§ **Exercise data**:
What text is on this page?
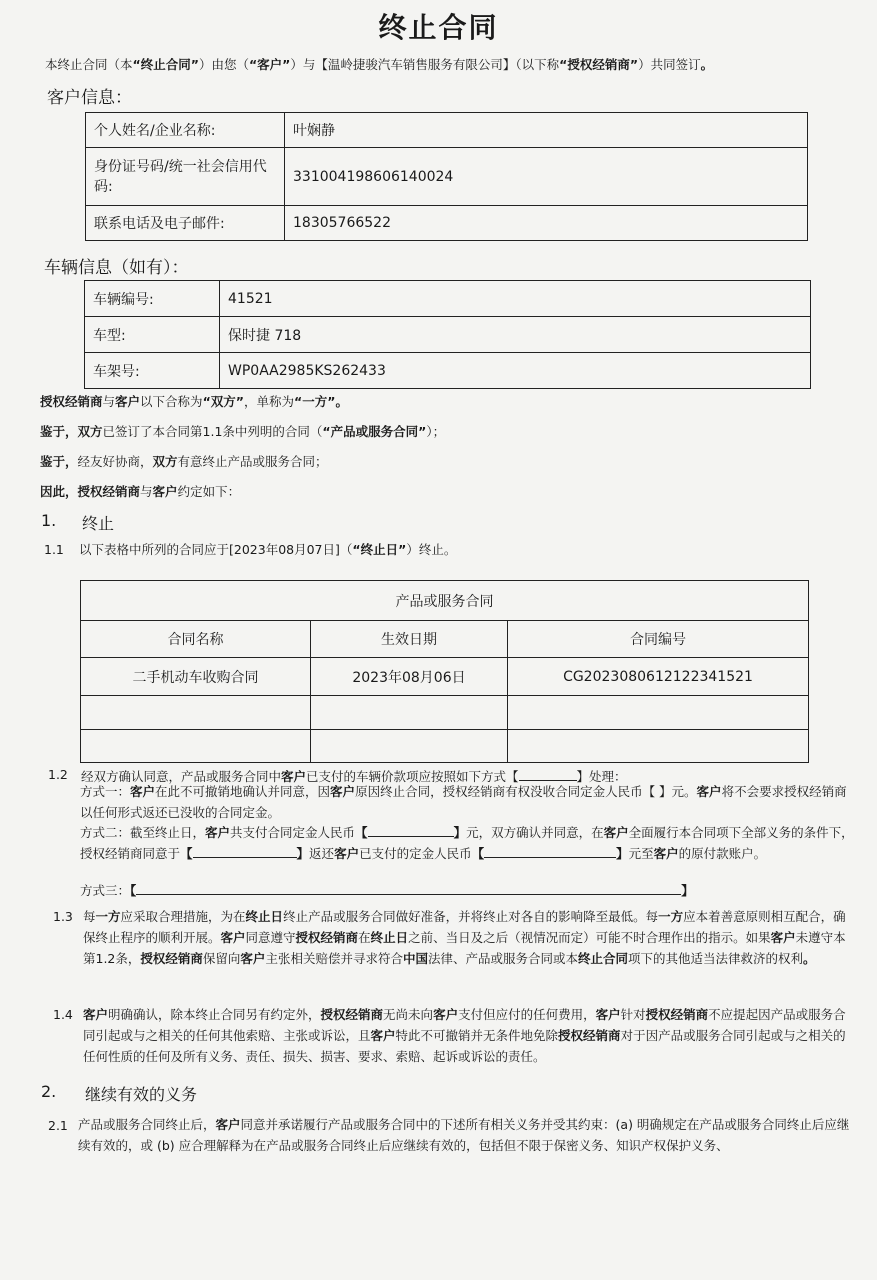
终止合同
本终止合同（本“终止合同”）由您（“客户”）与【温岭捷骏汽车销售服务有限公司】（以下称“授权经销商”）共同签订。
客户信息：
个人姓名/企业名称:	叶娴静
身份证号码/统一社会信用代码:	331004198606140024
联系电话及电子邮件:	18305766522
车辆信息（如有）：
车辆编号:	41521
车型:	保时捷 718
车架号:	WP0AA2985KS262433
授权经销商与客户以下合称为“双方”，单称为“一方”。
鉴于，双方已签订了本合同第1.1条中列明的合同（“产品或服务合同”）；
鉴于，经友好协商，双方有意终止产品或服务合同；
因此，授权经销商与客户约定如下：
1. 终止
1.1 以下表格中所列的合同应于[2023年08月07日]（“终止日”）终止。
产品或服务合同		
合同名称	生效日期	合同编号
二手机动车收购合同	2023年08月06日	CG2023080612122341521

1.2 经双方确认同意，产品或服务合同中客户已支付的车辆价款项应按照如下方式【	】处理：
方式一：客户在此不可撤销地确认并同意，因客户原因终止合同，授权经销商有权没收合同定金人民币【 】元。客户将不会要求授权经销商以任何形式返还已没收的合同定金。
方式二：截至终止日，客户共支付合同定金人民币【	】元，双方确认并同意，在客户全面履行本合同项下全部义务的条件下，授权经销商同意于【	】返还客户已支付的定金人民币【	】元至客户的原付款账户。
方式三：【	】
1.3 每一方应采取合理措施，为在终止日终止产品或服务合同做好准备，并将终止对各自的影响降至最低。每一方应本着善意原则相互配合，确保终止程序的顺利开展。客户同意遵守授权经销商在终止日之前、当日及之后（视情况而定）可能不时合理作出的指示。如果客户未遵守本第1.2条，授权经销商保留向客户主张相关赔偿并寻求符合中国法律、产品或服务合同或本终止合同项下的其他适当法律救济的权利。
1.4 客户明确确认，除本终止合同另有约定外，授权经销商无尚未向客户支付但应付的任何费用，客户针对授权经销商不应提起因产品或服务合同引起或与之相关的任何其他索赔、主张或诉讼，且客户特此不可撤销并无条件地免除授权经销商对于因产品或服务合同引起或与之相关的任何性质的任何及所有义务、责任、损失、损害、要求、索赔、起诉或诉讼的责任。
2. 继续有效的义务
2.1 产品或服务合同终止后，客户同意并承诺履行产品或服务合同中的下述所有相关义务并受其约束：(a) 明确规定在产品或服务合同终止后应继续有效的，或 (b) 应合理解释为在产品或服务合同终止后应继续有效的，包括但不限于保密义务、知识产权保护义务、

§ **Exercise details**: Reproduce the records above exactly, leaving out every picture they contain.

§ **Final answer**:
What text is on this page?
终止合同
本终止合同（本“终止合同”）由您（“客户”）与【温岭捷骏汽车销售服务有限公司】（以下称“授权经销商”）共同签订。
客户信息：
个人姓名/企业名称:	叶娴静
身份证号码/统一社会信用代码:	331004198606140024
联系电话及电子邮件:	18305766522
车辆信息（如有）：
车辆编号:	41521
车型:	保时捷 718
车架号:	WP0AA2985KS262433
授权经销商与客户以下合称为“双方”，单称为“一方”。
鉴于，双方已签订了本合同第1.1条中列明的合同（“产品或服务合同”）；
鉴于，经友好协商，双方有意终止产品或服务合同；
因此，授权经销商与客户约定如下：
1. 终止
1.1 以下表格中所列的合同应于[2023年08月07日]（“终止日”）终止。
产品或服务合同		
合同名称	生效日期	合同编号
二手机动车收购合同	2023年08月06日	CG2023080612122341521

1.2 经双方确认同意，产品或服务合同中客户已支付的车辆价款项应按照如下方式【	】处理：
方式一：客户在此不可撤销地确认并同意，因客户原因终止合同，授权经销商有权没收合同定金人民币【 】元。客户将不会要求授权经销商以任何形式返还已没收的合同定金。
方式二：截至终止日，客户共支付合同定金人民币【	】元，双方确认并同意，在客户全面履行本合同项下全部义务的条件下，授权经销商同意于【	】返还客户已支付的定金人民币【	】元至客户的原付款账户。
方式三：【	】
1.3 每一方应采取合理措施，为在终止日终止产品或服务合同做好准备，并将终止对各自的影响降至最低。每一方应本着善意原则相互配合，确保终止程序的顺利开展。客户同意遵守授权经销商在终止日之前、当日及之后（视情况而定）可能不时合理作出的指示。如果客户未遵守本第1.2条，授权经销商保留向客户主张相关赔偿并寻求符合中国法律、产品或服务合同或本终止合同项下的其他适当法律救济的权利。
1.4 客户明确确认，除本终止合同另有约定外，授权经销商无尚未向客户支付但应付的任何费用，客户针对授权经销商不应提起因产品或服务合同引起或与之相关的任何其他索赔、主张或诉讼，且客户特此不可撤销并无条件地免除授权经销商对于因产品或服务合同引起或与之相关的任何性质的任何及所有义务、责任、损失、损害、要求、索赔、起诉或诉讼的责任。
2. 继续有效的义务
2.1 产品或服务合同终止后，客户同意并承诺履行产品或服务合同中的下述所有相关义务并受其约束：(a) 明确规定在产品或服务合同终止后应继续有效的，或 (b) 应合理解释为在产品或服务合同终止后应继续有效的，包括但不限于保密义务、知识产权保护义务、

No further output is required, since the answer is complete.